* What to work on
Set down the full listing exactly as given. Any pictures are to be left out.

* Records shown

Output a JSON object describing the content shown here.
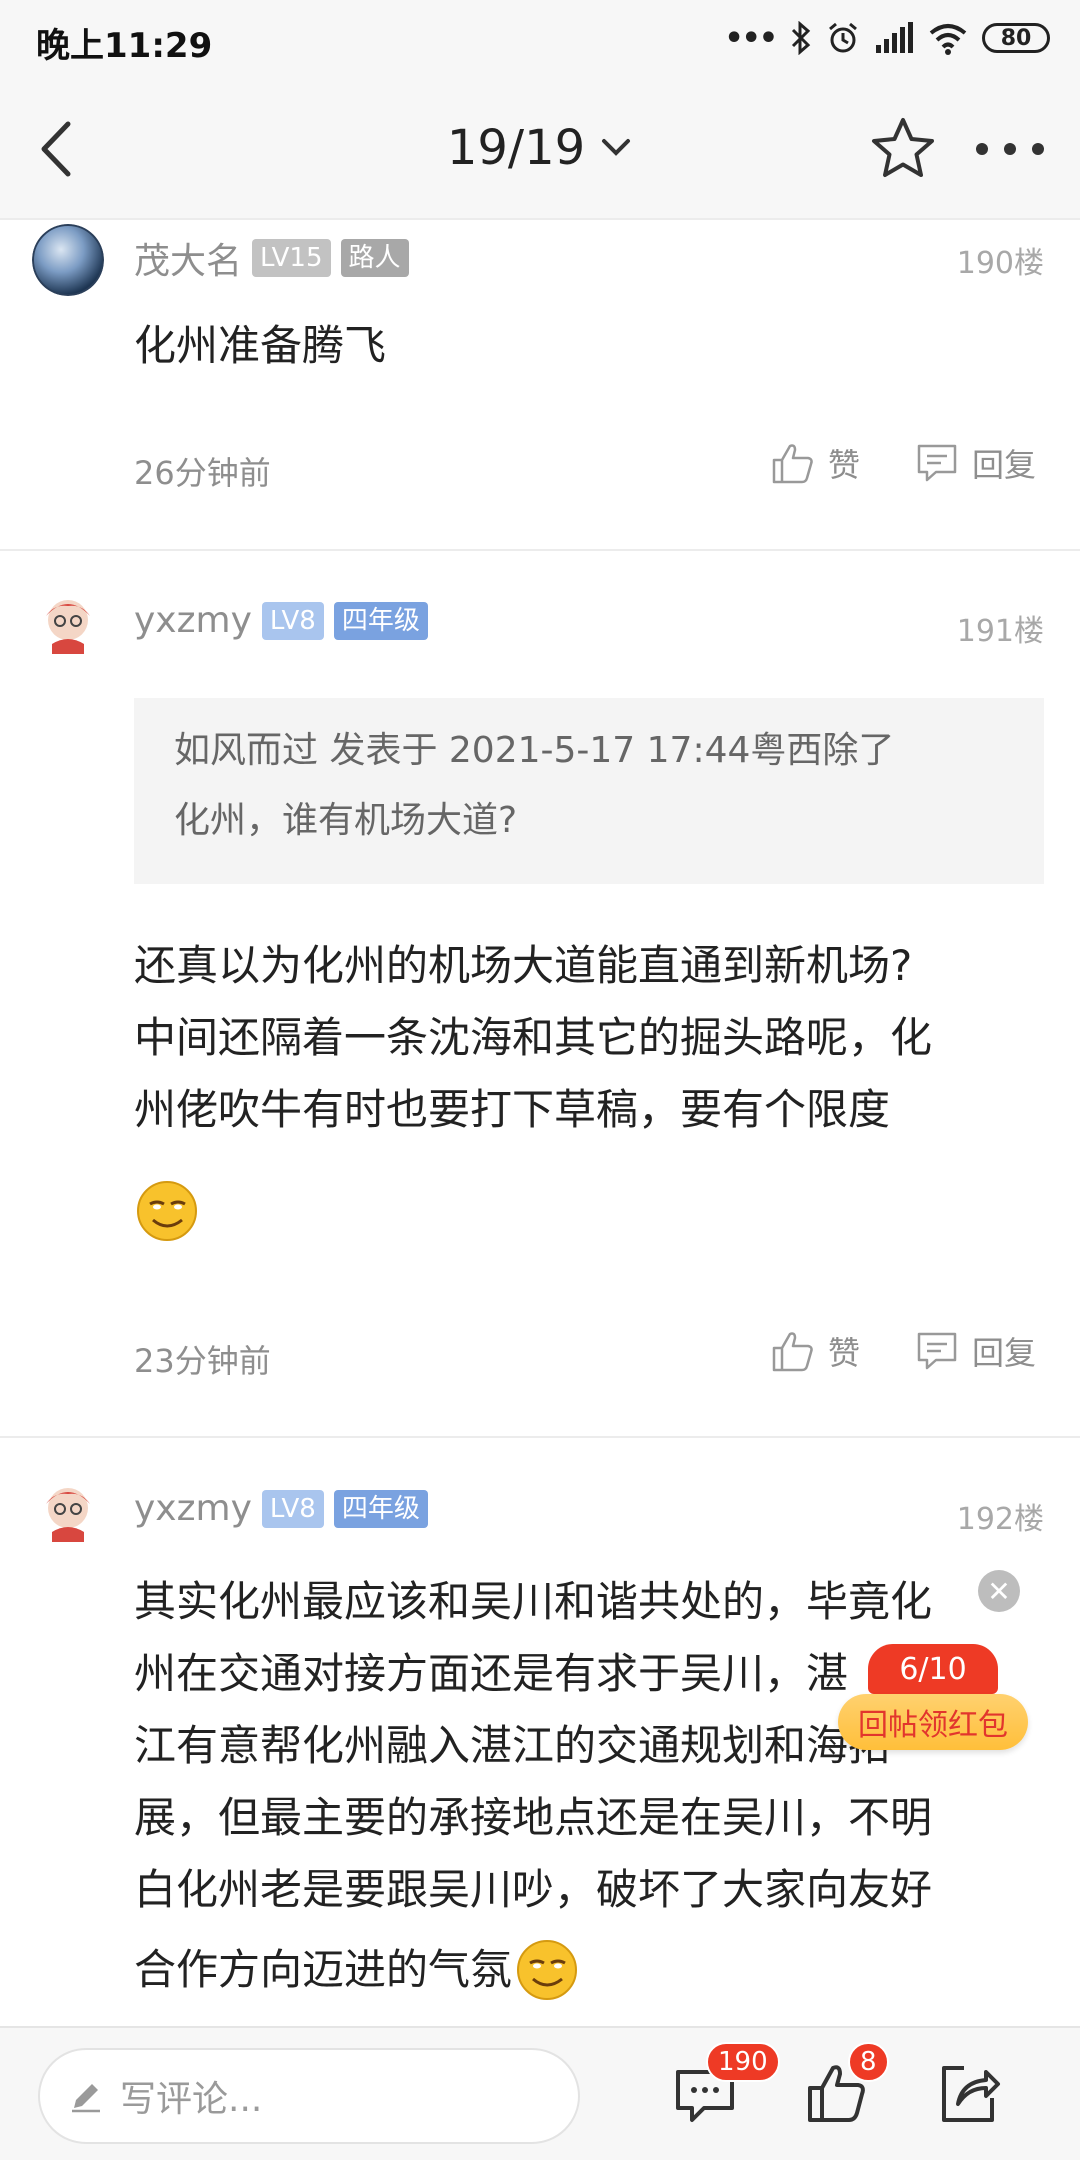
{
  "status_bar": {
    "time": "晚上11:29",
    "battery": "80"
  },
  "header": {
    "page_indicator": "19/19"
  },
  "posts": [
    {
      "username": "茂大名",
      "level": "LV15",
      "rank": "路人",
      "floor": "190楼",
      "content": "化州准备腾飞",
      "time": "26分钟前",
      "like_label": "赞",
      "reply_label": "回复"
    },
    {
      "username": "yxzmy",
      "level": "LV8",
      "rank": "四年级",
      "floor": "191楼",
      "quote_line1": "如风而过 发表于 2021-5-17 17:44粤西除了",
      "quote_line2": "化州，谁有机场大道?",
      "content_line1": "还真以为化州的机场大道能直通到新机场?",
      "content_line2": "中间还隔着一条沈海和其它的掘头路呢，化",
      "content_line3": "州佬吹牛有时也要打下草稿，要有个限度",
      "time": "23分钟前",
      "like_label": "赞",
      "reply_label": "回复"
    },
    {
      "username": "yxzmy",
      "level": "LV8",
      "rank": "四年级",
      "floor": "192楼",
      "content_line1": "其实化州最应该和吴川和谐共处的，毕竟化",
      "content_line2": "州在交通对接方面还是有求于吴川，湛",
      "content_line3": "江有意帮化州融入湛江的交通规划和海拓",
      "content_line4": "展，但最主要的承接地点还是在吴川，不明",
      "content_line5": "白化州老是要跟吴川吵，破坏了大家向友好",
      "content_line6": "合作方向迈进的气氛"
    }
  ],
  "red_packet": {
    "count": "6/10",
    "label": "回帖领红包"
  },
  "bottom_bar": {
    "comment_placeholder": "写评论...",
    "comment_count": "190",
    "like_count": "8"
  },
  "colors": {
    "accent_red": "#ee3a25",
    "badge_blue": "#a9c5ee",
    "text_gray": "#8e8e8e"
  },
  "icons": [
    "back-arrow-icon",
    "chevron-down-icon",
    "star-icon",
    "more-dots-icon",
    "thumbs-up-icon",
    "reply-icon",
    "pencil-icon",
    "comment-icon",
    "share-icon",
    "smile-emoji-icon"
  ]
}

* Exercise output
Output a JSON object describing the content shown here.
{
  "status_bar": {
    "time": "晚上11:29",
    "battery": "80"
  },
  "header": {
    "page_indicator": "19/19"
  },
  "posts": [
    {
      "username": "茂大名",
      "level": "LV15",
      "rank": "路人",
      "floor": "190楼",
      "content": "化州准备腾飞",
      "time": "26分钟前",
      "like_label": "赞",
      "reply_label": "回复"
    },
    {
      "username": "yxzmy",
      "level": "LV8",
      "rank": "四年级",
      "floor": "191楼",
      "quote_line1": "如风而过 发表于 2021-5-17 17:44粤西除了",
      "quote_line2": "化州，谁有机场大道?",
      "content_line1": "还真以为化州的机场大道能直通到新机场?",
      "content_line2": "中间还隔着一条沈海和其它的掘头路呢，化",
      "content_line3": "州佬吹牛有时也要打下草稿，要有个限度",
      "time": "23分钟前",
      "like_label": "赞",
      "reply_label": "回复"
    },
    {
      "username": "yxzmy",
      "level": "LV8",
      "rank": "四年级",
      "floor": "192楼",
      "content_line1": "其实化州最应该和吴川和谐共处的，毕竟化",
      "content_line2": "州在交通对接方面还是有求于吴川，湛",
      "content_line3": "江有意帮化州融入湛江的交通规划和海拓",
      "content_line4": "展，但最主要的承接地点还是在吴川，不明",
      "content_line5": "白化州老是要跟吴川吵，破坏了大家向友好",
      "content_line6": "合作方向迈进的气氛"
    }
  ],
  "red_packet": {
    "count": "6/10",
    "label": "回帖领红包"
  },
  "bottom_bar": {
    "comment_placeholder": "写评论...",
    "comment_count": "190",
    "like_count": "8"
  },
  "colors": {
    "accent_red": "#ee3a25",
    "badge_blue": "#a9c5ee",
    "text_gray": "#8e8e8e"
  },
  "icons": [
    "back-arrow-icon",
    "chevron-down-icon",
    "star-icon",
    "more-dots-icon",
    "thumbs-up-icon",
    "reply-icon",
    "pencil-icon",
    "comment-icon",
    "share-icon",
    "smile-emoji-icon"
  ]
}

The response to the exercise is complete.